## DOCUMENT EXTRACT
****************

Talk:Fixed point (mathematics)

Davey/Priestley are simply wrong™ on this. The earlier, better reference is Cousot&Cousot, 1979, http://www.di.ens.fr/~cousot/COUSOTpapers/publications.www/CousotCousot-PacJMath-82-1-1979.pdf , where the the prefixed and postfixed points are defined correctly™. Changed.

I think the Smyth-Plotkin 1982 usage is more common than the Cousot-Cousot 1979 usage. They seem equally natural to me. — Preceding unsigned comment added by 147.188.201.12 (talk) 21:44, 21 July 2022 (UTC)Reply

Well there is also Shamir's 1976 thesis which says a prefixedpoint is p ≤ f(p), and accompanying 1977 paper "The convergence of functions to fixedpoints of recursive definitions". The Cousot 1979 paper cites Shamir's paper so this is probably why they agree. There are still people using Shamir's definition, e.g. [1] (cites Cousot) and [2] (probably copied from Wikipedia). In [3] Pitcher uses Shamir's definition and remarks "Warning: in [Gun92], [the post-fixed-point] is the definition of a pre-fixed-point." This implies that Pitcher considered both definitions and decided to use Shamir's definition, but unfortunately he doesn't explain why.

****************

## INFORMATION SUPPLIED
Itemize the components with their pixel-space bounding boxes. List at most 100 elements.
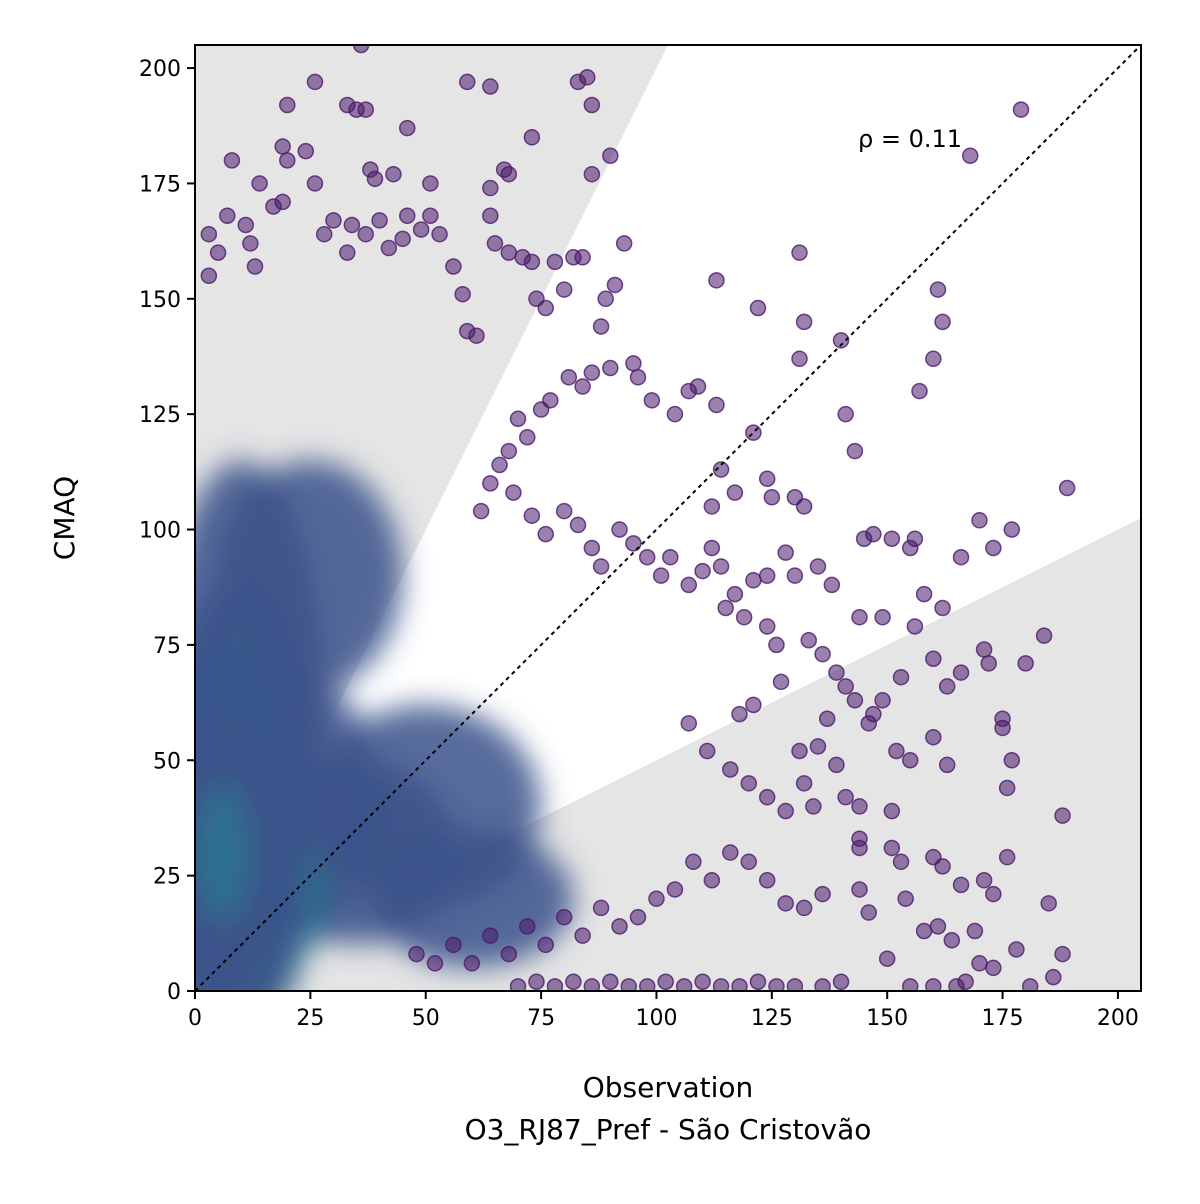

****************

## WHAT IS ASKED
a – From the talk page on fixed points, reproduce the passage from "Talk:Fixed point (mathematics)" up to and including "defined correctly™. Changed.".
b – Answer these questions using the talk page on fixed points:
(i) What year is given for the Cousot&Cousot reference?
(ii) Which usage does the second comment call more common than the Cousot-Cousot 1979 usage?
(iii) How does Shamir's 1976 thesis define a prefixedpoint?

## THE RESPONSES
a –
Talk:Fixed point (mathematics)

Davey/Priestley are simply wrong™ on this. The earlier, better reference is Cousot&Cousot, 1979, http://www.di.ens.fr/~cousot/COUSOTpapers/publications.www/CousotCousot-PacJMath-82-1-1979.pdf , where the the prefixed and postfixed points are defined correctly™. Changed.

b –
(i) 1979
(ii) The Smyth-Plotkin 1982 usage
(iii) As p ≤ f(p)